__Testo fornito__.
────────

Questo diventa un punto importante quando parliamo degli aggregati. L'aggregato della sensazione si riferisce solo alla variabile di felicità o infelicità. Non ha assolutamente nulla a che fare con le emozioni: esse sono in un'altra categoria. Ecco perché a volte è difficile esprimere tutto ciò nelle nostre lingue, dove questo tipo di distinzioni non riesce molto agevole. Ecco perché a volte dobbiamo dire, con un’espressione più lunga: “la sensazione, ossia un livello di felicità: questo è ciò di cui stiamo parlando”. Ogni lingua ha le sue particolari difficoltà nell'esprimere queste cose: in alcune lingue riesce più facile, in altre meno.

È questo un punto cui prestare attenzione nel nostro studio del Dharma. Rispetto agli insegnamenti buddhisti, la maggior parte dei fraintendimenti che la gente ha deriva da una traduzione inesatta o fuorviante della terminologia. L’ho visto nella mia esperienza, e lo ha notato anche la maggior parte dei traduttori. Non dovremmo pensare che noi occidentali siamo gli unici ad aver avuto – o ad avere ancora – questa difficoltà: i cinesi hanno avuto molti problemi a comprendere la terminologia indo-buddhista, poiché la loro lingua è molto diversa dalle lingue indiane.

Considerazione corretta vs. Considerazione scorretta

In ogni caso, il fattore mentale di cui volevo discutere era la "considerazione". È la stessa parola di "attenzione". Ci sono due aspetti, in essa: come prestiamo attenzione a qualcosa, e come la consideriamo. Letteralmente, il termine è "come portiamo alla mente qualcosa". Abbiamo una "considerazione corretta" o una "considerazione scorretta", "discordante" o "concordante", in base al suo essere in accordo o meno con il modo in cui le cose sono.

────────

__Dati estratti__.
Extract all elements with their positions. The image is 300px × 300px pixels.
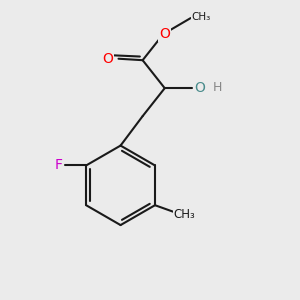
Text: O: O <box>195 81 206 95</box>
Text: O: O <box>102 52 113 66</box>
Text: CH₃: CH₃ <box>173 208 195 220</box>
Text: H: H <box>212 81 222 94</box>
Text: CH₃: CH₃ <box>191 13 211 22</box>
Text: O: O <box>159 27 170 41</box>
Text: F: F <box>54 158 62 172</box>
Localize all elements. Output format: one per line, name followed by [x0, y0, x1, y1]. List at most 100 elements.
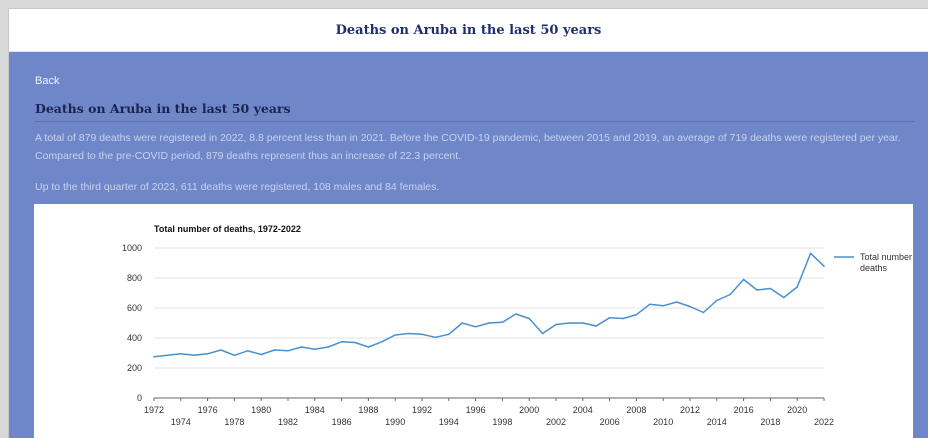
back-link[interactable]: Back [35, 75, 60, 87]
data-point [461, 322, 464, 324]
y-tick-label: 0 [137, 393, 142, 403]
x-tick-label: 2000 [519, 405, 539, 415]
x-tick-label: 1974 [171, 417, 191, 427]
legend-label-line: deaths [860, 263, 888, 273]
x-tick-label: 1992 [412, 405, 432, 415]
data-point [488, 322, 490, 324]
data-point [582, 322, 584, 324]
data-point [622, 317, 624, 320]
x-tick-label: 1978 [224, 417, 244, 427]
top-header: Deaths on Aruba in the last 50 years [9, 9, 928, 52]
x-tick-label: 2020 [787, 405, 807, 415]
data-point [381, 340, 383, 343]
chart-title: Total number of deaths, 1972-2022 [154, 224, 301, 234]
y-tick-label: 600 [127, 303, 142, 313]
data-point [809, 252, 812, 255]
x-tick-label: 1972 [144, 405, 164, 415]
data-point [649, 303, 651, 306]
data-point [742, 278, 745, 281]
x-tick-label: 1984 [305, 405, 325, 415]
data-point [153, 355, 155, 358]
data-point [180, 352, 182, 355]
data-point [260, 353, 262, 356]
quarter-paragraph: Up to the third quarter of 2023, 611 dea… [35, 181, 440, 193]
x-tick-label: 1990 [385, 417, 405, 427]
x-tick-label: 2014 [707, 417, 727, 427]
data-point [689, 305, 691, 308]
y-tick-label: 200 [127, 363, 142, 373]
x-tick-label: 1988 [358, 405, 378, 415]
data-point [783, 296, 785, 299]
data-point [769, 287, 772, 290]
data-point [729, 293, 731, 296]
data-point [528, 317, 530, 320]
data-point [287, 349, 289, 352]
deaths-line-chart: Total number of deaths, 1972-2022 020040… [122, 224, 913, 427]
chart-series [153, 252, 825, 358]
data-point [394, 334, 397, 336]
y-tick-label: 1000 [122, 243, 142, 253]
data-point [233, 354, 236, 357]
data-point [796, 286, 798, 288]
data-point [247, 349, 249, 352]
x-tick-label: 1994 [439, 417, 459, 427]
x-tick-label: 1986 [332, 417, 352, 427]
data-point [421, 333, 423, 336]
legend-label-line: Total number of [860, 252, 913, 262]
data-point [555, 323, 557, 326]
content-panel: Back Deaths on Aruba in the last 50 year… [9, 52, 928, 438]
chart-card: Total number of deaths, 1972-2022 0 200 40… [34, 204, 913, 438]
x-tick-label: 1980 [251, 405, 271, 415]
data-point [340, 340, 343, 343]
data-point [541, 332, 544, 335]
x-tick-label: 2010 [653, 417, 673, 427]
data-point [608, 316, 611, 319]
data-point [474, 325, 477, 328]
data-point [166, 354, 169, 357]
y-tick-label: 800 [127, 273, 142, 283]
data-point [206, 352, 209, 355]
data-point [220, 349, 222, 351]
y-tick-label: 400 [127, 333, 142, 343]
data-point [273, 349, 276, 351]
summary-paragraph: A total of 879 deaths were registered in… [35, 132, 901, 162]
x-tick-label: 2008 [626, 405, 646, 415]
data-point [407, 332, 410, 335]
page-title: Deaths on Aruba in the last 50 years [335, 22, 602, 38]
x-tick-label: 2004 [573, 405, 593, 415]
data-point [595, 325, 597, 327]
x-tick-label: 1998 [492, 417, 512, 427]
data-point [823, 265, 825, 267]
data-point [314, 348, 316, 351]
x-tick-label: 1996 [466, 405, 486, 415]
x-tick-label: 1976 [198, 405, 218, 415]
data-point [716, 299, 718, 302]
x-tick-label: 2016 [734, 405, 754, 415]
data-point [367, 346, 370, 348]
section-heading: Deaths on Aruba in the last 50 years [35, 101, 915, 122]
data-point [300, 346, 303, 348]
x-tick-label: 2002 [546, 417, 566, 427]
browser-viewport: Deaths on Aruba in the last 50 years Bac… [8, 8, 928, 438]
data-point [702, 311, 705, 314]
data-point [193, 354, 195, 357]
x-tick-label: 2018 [760, 417, 780, 427]
data-point [675, 301, 678, 303]
data-point [448, 333, 450, 336]
data-point [327, 346, 330, 348]
data-point [568, 322, 571, 324]
x-tick-label: 2012 [680, 405, 700, 415]
data-point [354, 341, 356, 344]
series-line [153, 252, 825, 358]
x-axis-ticks: 1972 1974 1976 1978 1980 1982 1984 1986 1988 1990… [144, 398, 834, 427]
y-axis-ticks: 0 200 400 600 800 1000 [122, 243, 142, 403]
data-point [662, 304, 664, 307]
data-point [635, 313, 638, 316]
chart-grid [154, 247, 824, 399]
data-point [501, 321, 504, 324]
data-point [756, 289, 758, 291]
x-tick-label: 2022 [814, 417, 834, 427]
data-point [434, 336, 437, 339]
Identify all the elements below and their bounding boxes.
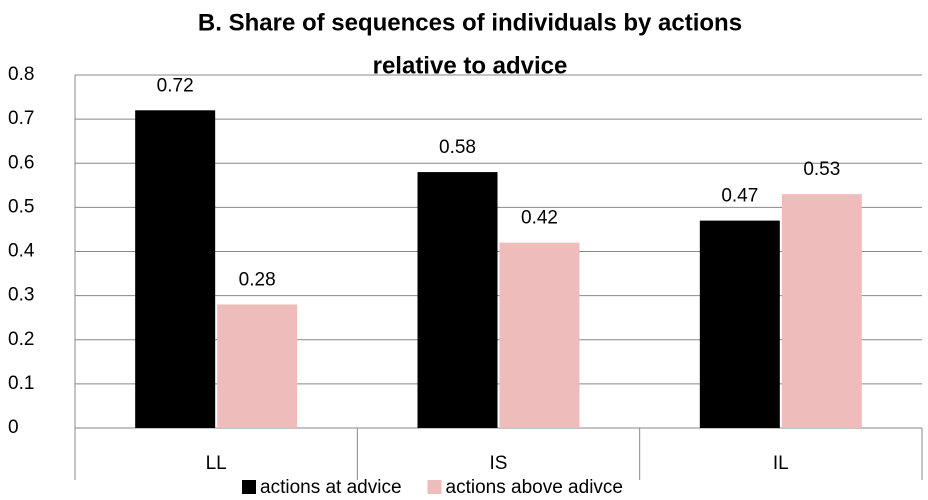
bar (499, 242, 580, 428)
x-tick-label: IL (773, 453, 789, 474)
legend-swatch (242, 480, 256, 494)
bar (699, 220, 780, 428)
value-label: 0.72 (157, 75, 194, 96)
x-tick-label: IS (490, 453, 508, 474)
legend-label: actions at advice (260, 477, 402, 498)
value-label: 0.28 (239, 269, 276, 290)
value-label: 0.58 (439, 137, 476, 158)
value-label: 0.42 (521, 208, 558, 229)
bar (781, 194, 862, 428)
x-tick-label: LL (206, 453, 227, 474)
value-label: 0.47 (721, 186, 758, 207)
y-tick-label: 0.2 (8, 329, 34, 350)
y-tick-label: 0.6 (8, 152, 34, 173)
y-tick-label: 0.3 (8, 285, 34, 306)
y-tick-label: 0.1 (8, 373, 34, 394)
y-tick-label: 0.8 (8, 64, 34, 85)
bar (135, 110, 216, 429)
legend-label: actions above adivce (446, 477, 623, 498)
y-tick-label: 0.5 (8, 196, 34, 217)
bar (217, 304, 298, 428)
chart-title: B. Share of sequences of individuals by … (198, 9, 742, 36)
y-tick-label: 0 (8, 417, 19, 438)
value-label: 0.53 (803, 159, 840, 180)
bar (417, 172, 498, 428)
y-tick-label: 0.4 (8, 241, 35, 262)
legend-swatch (427, 480, 442, 494)
y-tick-label: 0.7 (8, 108, 34, 129)
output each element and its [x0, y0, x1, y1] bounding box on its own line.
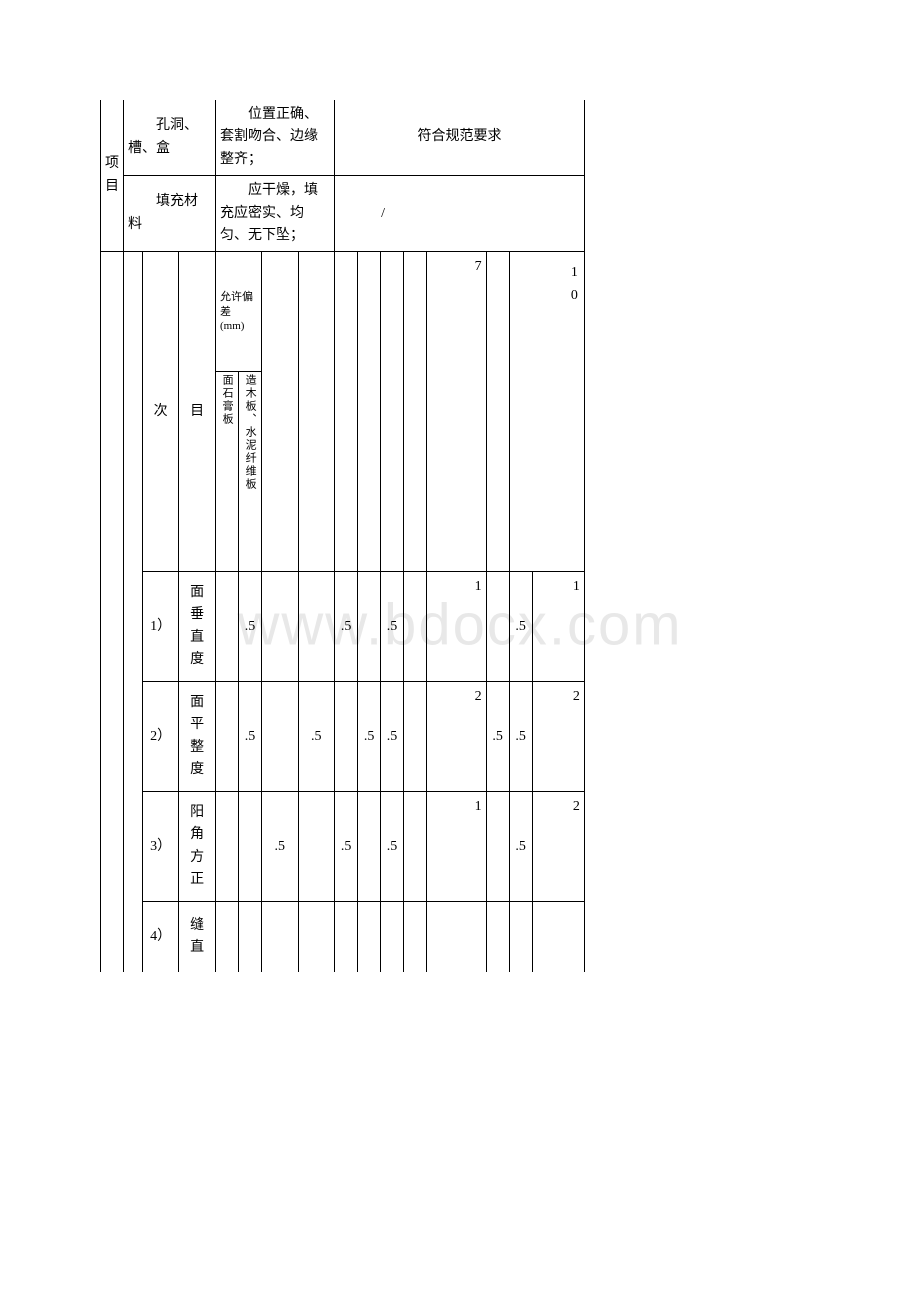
m1-item: 面垂直度: [179, 572, 216, 682]
blank-col: [584, 100, 710, 972]
m1-m7: .5: [509, 572, 532, 682]
m1-m4: [358, 572, 381, 682]
m1-c1: 1: [427, 572, 487, 682]
m4-c2: [532, 902, 584, 972]
main-table: 项目 孔洞、槽、盒 位置正确、套割吻合、边缘整齐； 符合规范要求 填充材料 应干…: [100, 100, 710, 972]
m1-m1: [261, 572, 298, 682]
header-item: 目: [179, 252, 216, 572]
m3-m4: [358, 792, 381, 902]
m1-v2: .5: [238, 572, 261, 682]
m3-m1: .5: [261, 792, 298, 902]
m4-m5: [381, 902, 404, 972]
m3-c2: 2: [532, 792, 584, 902]
row1-requirement: 位置正确、套割吻合、边缘整齐；: [215, 100, 334, 176]
m1-m2: [298, 572, 335, 682]
page-container: 项目 孔洞、槽、盒 位置正确、套割吻合、边缘整齐； 符合规范要求 填充材料 应干…: [0, 0, 920, 972]
m3-m5: .5: [381, 792, 404, 902]
m1-m3: .5: [335, 572, 358, 682]
m2-m5: .5: [381, 682, 404, 792]
m1-m6: [486, 572, 509, 682]
m4-seq: 4）: [142, 902, 179, 972]
header-count2: 10: [509, 252, 584, 572]
m3-seq: 3）: [142, 792, 179, 902]
m1-v1: [215, 572, 238, 682]
m2-item: 面平整度: [179, 682, 216, 792]
m2-v2: .5: [238, 682, 261, 792]
m2-m3: [335, 682, 358, 792]
header-count1: 7: [427, 252, 487, 572]
m4-v2: [238, 902, 261, 972]
row2-result: /: [335, 176, 585, 252]
m3-c1: 1: [427, 792, 487, 902]
m2-seq: 2）: [142, 682, 179, 792]
m1-c2: 1: [532, 572, 584, 682]
blank-left: [101, 252, 124, 972]
hm5: [381, 252, 404, 572]
row2-requirement: 应干燥，填充应密实、均匀、无下坠；: [215, 176, 334, 252]
row1-label: 孔洞、槽、盒: [123, 100, 215, 176]
m3-m7: .5: [509, 792, 532, 902]
m2-m5b: [404, 682, 427, 792]
m4-m6: [486, 902, 509, 972]
m3-m5b: [404, 792, 427, 902]
m4-m1: [261, 902, 298, 972]
m4-v1: [215, 902, 238, 972]
m1-m5: .5: [381, 572, 404, 682]
hm8: [486, 252, 509, 572]
m3-m2: [298, 792, 335, 902]
m3-v1: [215, 792, 238, 902]
m2-m4: .5: [358, 682, 381, 792]
m2-m2: .5: [298, 682, 335, 792]
m4-m4: [358, 902, 381, 972]
m4-m5b: [404, 902, 427, 972]
header-board2: 造木板、水泥纤维板: [238, 372, 261, 572]
m4-m2: [298, 902, 335, 972]
m4-c1: [427, 902, 487, 972]
m3-v2: [238, 792, 261, 902]
header-tolerance: 允许偏差 (mm): [215, 252, 261, 372]
hm4: [358, 252, 381, 572]
hm2: [298, 252, 335, 572]
m2-c2: 2: [532, 682, 584, 792]
hm1: [261, 252, 298, 572]
blank-left2: [123, 252, 142, 972]
m2-m1: [261, 682, 298, 792]
m3-item: 阳角方正: [179, 792, 216, 902]
header-board1: 面石膏板: [215, 372, 238, 572]
hm6: [404, 252, 427, 572]
m2-c1: 2: [427, 682, 487, 792]
m2-v1: [215, 682, 238, 792]
section-label: 项目: [101, 100, 124, 252]
m2-m6: .5: [486, 682, 509, 792]
hm3: [335, 252, 358, 572]
m4-m3: [335, 902, 358, 972]
header-seq: 次: [142, 252, 179, 572]
m1-seq: 1）: [142, 572, 179, 682]
m3-m6: [486, 792, 509, 902]
row2-label: 填充材料: [123, 176, 215, 252]
m1-m5b: [404, 572, 427, 682]
row1-result: 符合规范要求: [335, 100, 585, 176]
m2-m7: .5: [509, 682, 532, 792]
m4-m7: [509, 902, 532, 972]
m4-item: 缝直: [179, 902, 216, 972]
m3-m3: .5: [335, 792, 358, 902]
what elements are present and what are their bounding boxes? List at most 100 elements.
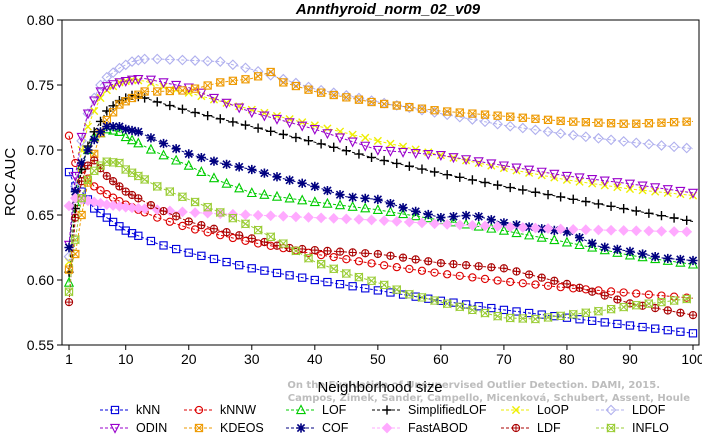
data-point-ldof bbox=[492, 118, 503, 130]
data-point-knn bbox=[247, 264, 256, 273]
data-point-cof bbox=[272, 172, 282, 182]
data-point-inflo bbox=[392, 284, 401, 295]
data-point-kdeos bbox=[430, 106, 439, 115]
data-point-inflo bbox=[480, 308, 490, 318]
data-point-lof bbox=[687, 258, 699, 269]
data-point-knnw bbox=[430, 268, 439, 277]
data-point-inflo bbox=[253, 225, 263, 235]
data-point-fastabod bbox=[366, 214, 377, 226]
data-point-odin bbox=[297, 121, 308, 132]
data-point-lof bbox=[63, 276, 75, 287]
legend-label: KDEOS bbox=[220, 421, 264, 434]
data-point-odin bbox=[511, 163, 522, 174]
data-point-cof bbox=[247, 164, 257, 175]
data-point-odin bbox=[448, 153, 459, 164]
data-point-ldf bbox=[663, 306, 672, 315]
y-axis: 0.55 0.60 0.65 0.70 0.75 0.80 bbox=[27, 12, 62, 353]
data-point-odin bbox=[120, 76, 131, 87]
data-point-knn bbox=[638, 322, 647, 332]
data-point-kdeos bbox=[506, 112, 515, 121]
data-point-knnw bbox=[190, 225, 200, 234]
data-point-ldf bbox=[102, 171, 111, 181]
data-point-cof bbox=[158, 138, 169, 149]
data-point-kdeos bbox=[657, 118, 666, 127]
legend-swatch-marker bbox=[194, 405, 204, 415]
data-point-odin bbox=[70, 171, 81, 182]
data-point-ldf bbox=[247, 234, 256, 243]
data-point-knnw bbox=[342, 255, 351, 264]
data-point-ldf bbox=[487, 263, 496, 272]
data-point-inflo bbox=[518, 313, 527, 324]
data-point-lof bbox=[334, 199, 346, 210]
data-point-fastabod bbox=[107, 200, 119, 211]
data-point-kdeos bbox=[253, 72, 263, 81]
data-point-knnw bbox=[531, 280, 540, 289]
data-point-ldf bbox=[424, 257, 433, 266]
data-point-odin bbox=[322, 129, 333, 140]
data-point-ldf bbox=[159, 206, 168, 216]
data-point-knnw bbox=[594, 286, 603, 295]
data-point-ldf bbox=[222, 228, 231, 237]
data-point-ldf bbox=[449, 259, 458, 269]
data-point-ldf bbox=[260, 237, 269, 247]
data-point-knnw bbox=[405, 264, 414, 274]
data-point-ldof bbox=[567, 129, 579, 141]
data-point-knnw bbox=[569, 284, 578, 293]
legend-label: LoOP bbox=[537, 403, 569, 417]
data-point-lof bbox=[322, 197, 333, 208]
data-point-lof bbox=[448, 216, 459, 227]
data-point-lof bbox=[385, 206, 396, 217]
x-tick-label: 30 bbox=[244, 351, 260, 367]
data-point-ldof bbox=[126, 56, 138, 67]
data-point-cof bbox=[562, 227, 572, 237]
data-point-simplifiedlof bbox=[669, 213, 679, 223]
data-point-odin bbox=[284, 118, 295, 129]
data-point-ldf bbox=[83, 161, 93, 170]
data-point-cof bbox=[511, 220, 522, 230]
data-point-odin bbox=[171, 80, 182, 91]
data-point-kdeos bbox=[581, 118, 590, 127]
data-point-inflo bbox=[279, 238, 288, 249]
data-point-knn bbox=[108, 217, 118, 227]
data-point-inflo bbox=[657, 297, 666, 307]
legend-item-inflo: INFLO bbox=[596, 421, 669, 434]
data-point-cof bbox=[121, 124, 131, 134]
data-point-kdeos bbox=[304, 85, 313, 94]
data-point-simplifiedlof bbox=[215, 114, 225, 124]
data-point-knn bbox=[121, 226, 130, 235]
data-point-simplifiedlof bbox=[505, 182, 515, 193]
data-point-cof bbox=[95, 127, 106, 137]
series-odin bbox=[63, 75, 699, 251]
data-point-ldf bbox=[90, 156, 99, 165]
watermark-line: On the Evaluation of Unsupervised Outlie… bbox=[287, 380, 660, 391]
data-point-lof bbox=[120, 131, 131, 142]
data-point-simplifiedlof bbox=[341, 146, 351, 156]
data-point-simplifiedlof bbox=[518, 185, 528, 195]
legend-swatch-marker bbox=[381, 422, 393, 434]
data-point-knnw bbox=[178, 221, 187, 231]
data-point-knn bbox=[159, 241, 168, 250]
legend-label: LOF bbox=[322, 403, 347, 417]
data-point-lof bbox=[360, 202, 371, 213]
data-point-kdeos bbox=[682, 117, 691, 126]
data-point-ldf bbox=[146, 200, 156, 210]
data-point-inflo bbox=[304, 253, 313, 263]
data-point-cof bbox=[524, 222, 534, 232]
data-point-knn bbox=[260, 266, 269, 275]
data-point-simplifiedlof bbox=[366, 152, 377, 163]
data-point-odin bbox=[133, 75, 144, 85]
legend-item-loop: LoOP bbox=[501, 403, 569, 417]
data-point-ldf bbox=[127, 190, 137, 200]
data-point-lof bbox=[372, 203, 383, 214]
legend-item-ldf: LDF bbox=[501, 421, 561, 434]
legend-label: FastABOD bbox=[408, 421, 468, 434]
data-point-ldof bbox=[139, 53, 151, 65]
data-point-simplifiedlof bbox=[581, 197, 591, 207]
data-point-ldof bbox=[618, 136, 630, 147]
data-point-kdeos bbox=[216, 78, 225, 87]
legend-label: COF bbox=[322, 421, 349, 434]
data-point-lof bbox=[126, 134, 138, 145]
series-inflo bbox=[64, 156, 694, 324]
watermark-line: Campos, Zimek, Sander, Campello, Micenko… bbox=[288, 392, 690, 404]
data-point-loop bbox=[449, 153, 458, 162]
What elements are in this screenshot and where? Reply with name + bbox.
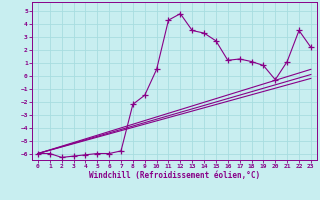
X-axis label: Windchill (Refroidissement éolien,°C): Windchill (Refroidissement éolien,°C) — [89, 171, 260, 180]
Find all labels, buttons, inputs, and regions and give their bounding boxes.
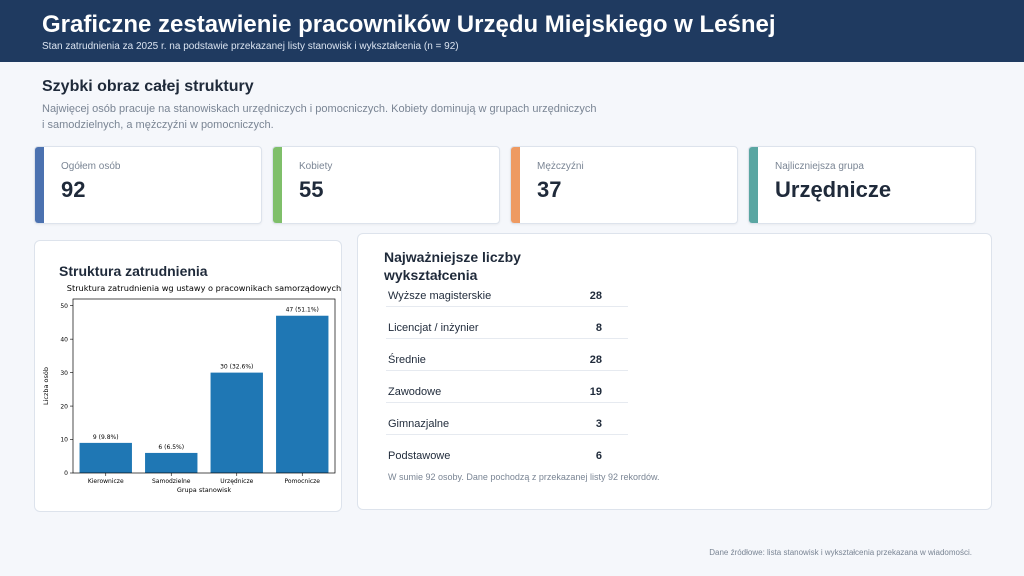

────────

__Esercizi proposti__.
1) Rispondi a queste domande sul brano sulla considerazione:
(a) A che cosa si riferisce l'aggregato della sensazione?
(b) Da che cosa deriva la maggior parte dei fraintendimenti sugli insegnamenti buddhisti?
(c) Qual è il significato letterale del termine "considerazione"?
2) Prosegui il brano sulla considerazione a partire dalla sua ultima frase.
L'elenco non ha alcun legame con il brano sulla considerazione.

__Soluzioni degli esercizi__.
1)
(a) Si riferisce solo alla variabile di felicità o infelicità.
(b) Deriva da una traduzione inesatta o fuorviante della terminologia.
(c) Significa "come portiamo alla mente qualcosa".

2)
E, come dicevo, per capire la vacuità è importante – e non sono solo io a sostenerlo – avvicinarci per gradi. Innanzitutto, dobbiamo comprendere alcuni dei modi standard in cui consideriamo le cose in modalità errate, e renderci conto che non sono corretti. Così discriminiamo, e proviamo a vedere le cose più in linea con il modo in cui sono nella realtà. Quando parliamo di vacuità, parliamo di come tutti i fenomeni e specialmente le "persone" esistono – e anche questa è una parola difficile, perché si riferisce non solo agli esseri umani ma anche agli animali: alle varie forme di vita che possiedono una mente e ai singoli esseri. La vacuità inoltre affronta il modo in cui esistono gli oggetti (il nostro computer, la macchina, ecc.).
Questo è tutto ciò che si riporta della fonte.